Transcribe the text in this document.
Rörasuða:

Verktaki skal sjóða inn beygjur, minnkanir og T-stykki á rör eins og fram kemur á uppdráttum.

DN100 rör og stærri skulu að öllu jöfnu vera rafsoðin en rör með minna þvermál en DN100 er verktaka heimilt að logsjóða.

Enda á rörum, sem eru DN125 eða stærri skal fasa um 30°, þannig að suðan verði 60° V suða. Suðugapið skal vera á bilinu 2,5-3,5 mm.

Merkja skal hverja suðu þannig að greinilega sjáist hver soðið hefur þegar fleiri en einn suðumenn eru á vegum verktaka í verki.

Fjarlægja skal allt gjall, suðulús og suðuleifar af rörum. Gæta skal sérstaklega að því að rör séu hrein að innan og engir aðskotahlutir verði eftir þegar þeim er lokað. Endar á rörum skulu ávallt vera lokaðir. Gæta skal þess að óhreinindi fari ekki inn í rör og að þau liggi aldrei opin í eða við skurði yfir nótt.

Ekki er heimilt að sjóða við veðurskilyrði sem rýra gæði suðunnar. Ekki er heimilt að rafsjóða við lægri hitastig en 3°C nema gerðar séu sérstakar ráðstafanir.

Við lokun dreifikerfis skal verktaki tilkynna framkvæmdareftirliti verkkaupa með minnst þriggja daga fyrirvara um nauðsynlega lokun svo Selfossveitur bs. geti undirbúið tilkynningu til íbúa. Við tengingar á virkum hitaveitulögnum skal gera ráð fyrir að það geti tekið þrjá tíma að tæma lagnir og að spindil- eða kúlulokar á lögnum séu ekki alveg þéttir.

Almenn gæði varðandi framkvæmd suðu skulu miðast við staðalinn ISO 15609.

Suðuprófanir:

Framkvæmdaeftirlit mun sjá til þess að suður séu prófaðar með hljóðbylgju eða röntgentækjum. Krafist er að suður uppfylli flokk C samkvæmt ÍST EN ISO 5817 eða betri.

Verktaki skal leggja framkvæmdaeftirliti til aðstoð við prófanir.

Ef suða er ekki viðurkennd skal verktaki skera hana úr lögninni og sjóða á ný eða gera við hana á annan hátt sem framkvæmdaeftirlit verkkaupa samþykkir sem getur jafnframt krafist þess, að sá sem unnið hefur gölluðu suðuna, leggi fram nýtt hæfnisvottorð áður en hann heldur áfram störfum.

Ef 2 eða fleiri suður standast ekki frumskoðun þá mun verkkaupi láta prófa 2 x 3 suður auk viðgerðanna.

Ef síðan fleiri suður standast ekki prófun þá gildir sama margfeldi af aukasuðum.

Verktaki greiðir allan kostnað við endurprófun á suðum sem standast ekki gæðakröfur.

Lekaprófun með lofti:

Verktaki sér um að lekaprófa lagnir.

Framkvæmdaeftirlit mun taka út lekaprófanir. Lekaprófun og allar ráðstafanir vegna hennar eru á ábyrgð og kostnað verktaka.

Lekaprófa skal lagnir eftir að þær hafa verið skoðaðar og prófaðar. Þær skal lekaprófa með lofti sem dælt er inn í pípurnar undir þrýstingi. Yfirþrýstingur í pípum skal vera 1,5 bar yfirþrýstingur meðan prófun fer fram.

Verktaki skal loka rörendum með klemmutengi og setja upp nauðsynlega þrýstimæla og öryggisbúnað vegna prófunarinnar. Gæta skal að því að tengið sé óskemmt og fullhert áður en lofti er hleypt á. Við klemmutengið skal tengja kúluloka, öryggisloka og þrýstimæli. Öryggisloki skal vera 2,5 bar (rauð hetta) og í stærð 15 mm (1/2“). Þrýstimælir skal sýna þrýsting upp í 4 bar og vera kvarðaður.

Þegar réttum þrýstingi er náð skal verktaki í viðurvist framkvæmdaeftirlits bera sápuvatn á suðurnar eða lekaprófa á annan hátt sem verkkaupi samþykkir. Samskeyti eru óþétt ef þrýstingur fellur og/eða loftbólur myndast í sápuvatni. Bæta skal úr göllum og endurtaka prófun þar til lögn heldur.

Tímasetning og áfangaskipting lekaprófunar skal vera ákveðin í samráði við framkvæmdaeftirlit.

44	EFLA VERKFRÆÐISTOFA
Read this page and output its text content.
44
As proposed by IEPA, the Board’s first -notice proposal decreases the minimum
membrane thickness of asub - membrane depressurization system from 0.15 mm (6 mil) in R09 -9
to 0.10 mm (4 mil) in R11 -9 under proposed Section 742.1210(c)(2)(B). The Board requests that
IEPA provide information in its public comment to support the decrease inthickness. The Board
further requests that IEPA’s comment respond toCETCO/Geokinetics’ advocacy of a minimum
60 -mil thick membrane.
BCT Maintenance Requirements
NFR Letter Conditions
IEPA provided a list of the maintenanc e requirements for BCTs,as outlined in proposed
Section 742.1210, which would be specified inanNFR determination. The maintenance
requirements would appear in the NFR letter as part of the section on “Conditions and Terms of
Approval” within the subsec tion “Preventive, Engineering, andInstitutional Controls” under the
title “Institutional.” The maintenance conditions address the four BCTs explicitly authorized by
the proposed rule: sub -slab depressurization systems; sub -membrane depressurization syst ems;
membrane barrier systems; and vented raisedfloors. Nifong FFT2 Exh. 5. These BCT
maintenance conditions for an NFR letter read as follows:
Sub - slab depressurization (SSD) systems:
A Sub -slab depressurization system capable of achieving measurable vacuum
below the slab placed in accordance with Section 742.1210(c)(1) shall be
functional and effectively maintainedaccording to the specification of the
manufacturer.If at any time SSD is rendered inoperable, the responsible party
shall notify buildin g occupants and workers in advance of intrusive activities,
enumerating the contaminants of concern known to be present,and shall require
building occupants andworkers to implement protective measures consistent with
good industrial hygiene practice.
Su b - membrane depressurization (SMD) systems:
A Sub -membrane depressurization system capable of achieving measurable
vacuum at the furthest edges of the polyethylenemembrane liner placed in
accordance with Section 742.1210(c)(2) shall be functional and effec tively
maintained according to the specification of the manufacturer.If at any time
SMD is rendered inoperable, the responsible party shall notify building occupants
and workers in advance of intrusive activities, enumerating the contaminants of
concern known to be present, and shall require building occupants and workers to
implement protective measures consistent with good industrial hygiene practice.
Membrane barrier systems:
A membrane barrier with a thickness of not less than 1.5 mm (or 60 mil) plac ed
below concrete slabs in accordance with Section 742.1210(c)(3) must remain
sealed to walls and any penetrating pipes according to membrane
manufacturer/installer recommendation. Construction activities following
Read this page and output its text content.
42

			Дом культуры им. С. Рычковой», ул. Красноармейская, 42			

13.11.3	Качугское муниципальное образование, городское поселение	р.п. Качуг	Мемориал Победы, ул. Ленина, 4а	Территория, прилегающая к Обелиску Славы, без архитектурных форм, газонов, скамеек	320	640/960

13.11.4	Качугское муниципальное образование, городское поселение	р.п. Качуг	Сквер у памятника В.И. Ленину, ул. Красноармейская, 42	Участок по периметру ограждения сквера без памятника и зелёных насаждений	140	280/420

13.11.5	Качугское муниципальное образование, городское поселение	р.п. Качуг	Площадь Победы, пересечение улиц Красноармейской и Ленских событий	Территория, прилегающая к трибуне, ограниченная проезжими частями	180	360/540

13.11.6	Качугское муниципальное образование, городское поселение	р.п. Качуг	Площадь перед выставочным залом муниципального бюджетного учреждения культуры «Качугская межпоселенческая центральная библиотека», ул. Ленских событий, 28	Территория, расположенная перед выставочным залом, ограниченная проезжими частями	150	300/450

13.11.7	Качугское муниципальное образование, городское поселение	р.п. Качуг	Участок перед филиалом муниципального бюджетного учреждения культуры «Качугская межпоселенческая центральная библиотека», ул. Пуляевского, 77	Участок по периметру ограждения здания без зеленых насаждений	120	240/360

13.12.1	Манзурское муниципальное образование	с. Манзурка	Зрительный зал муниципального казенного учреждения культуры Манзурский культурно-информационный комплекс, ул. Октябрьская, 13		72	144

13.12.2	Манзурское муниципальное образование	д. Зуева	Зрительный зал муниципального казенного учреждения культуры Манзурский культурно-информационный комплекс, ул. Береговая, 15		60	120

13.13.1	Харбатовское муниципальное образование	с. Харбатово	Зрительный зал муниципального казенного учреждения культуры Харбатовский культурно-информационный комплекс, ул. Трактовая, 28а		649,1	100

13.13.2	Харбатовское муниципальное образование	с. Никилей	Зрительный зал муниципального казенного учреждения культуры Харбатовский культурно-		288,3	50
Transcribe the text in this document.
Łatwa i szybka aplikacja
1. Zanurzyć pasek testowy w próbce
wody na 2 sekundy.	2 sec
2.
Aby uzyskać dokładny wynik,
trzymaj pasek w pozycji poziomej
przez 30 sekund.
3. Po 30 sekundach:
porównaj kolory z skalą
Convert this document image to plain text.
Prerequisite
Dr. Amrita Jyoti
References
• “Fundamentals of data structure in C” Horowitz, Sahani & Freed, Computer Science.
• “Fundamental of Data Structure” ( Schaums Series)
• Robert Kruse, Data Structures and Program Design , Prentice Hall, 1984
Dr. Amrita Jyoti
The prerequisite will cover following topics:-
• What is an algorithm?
++++++
= Your instructions =
Copy all lines from the material that include "kostnað".

= Output for this task =
Verktaki greiðir allan kostnað við endurprófun á suðum sem standast ekki gæðakröfur.
Framkvæmdaeftirlit mun taka út lekaprófanir. Lekaprófun og allar ráðstafanir vegna hennar eru á ábyrgð og kostnað verktaka.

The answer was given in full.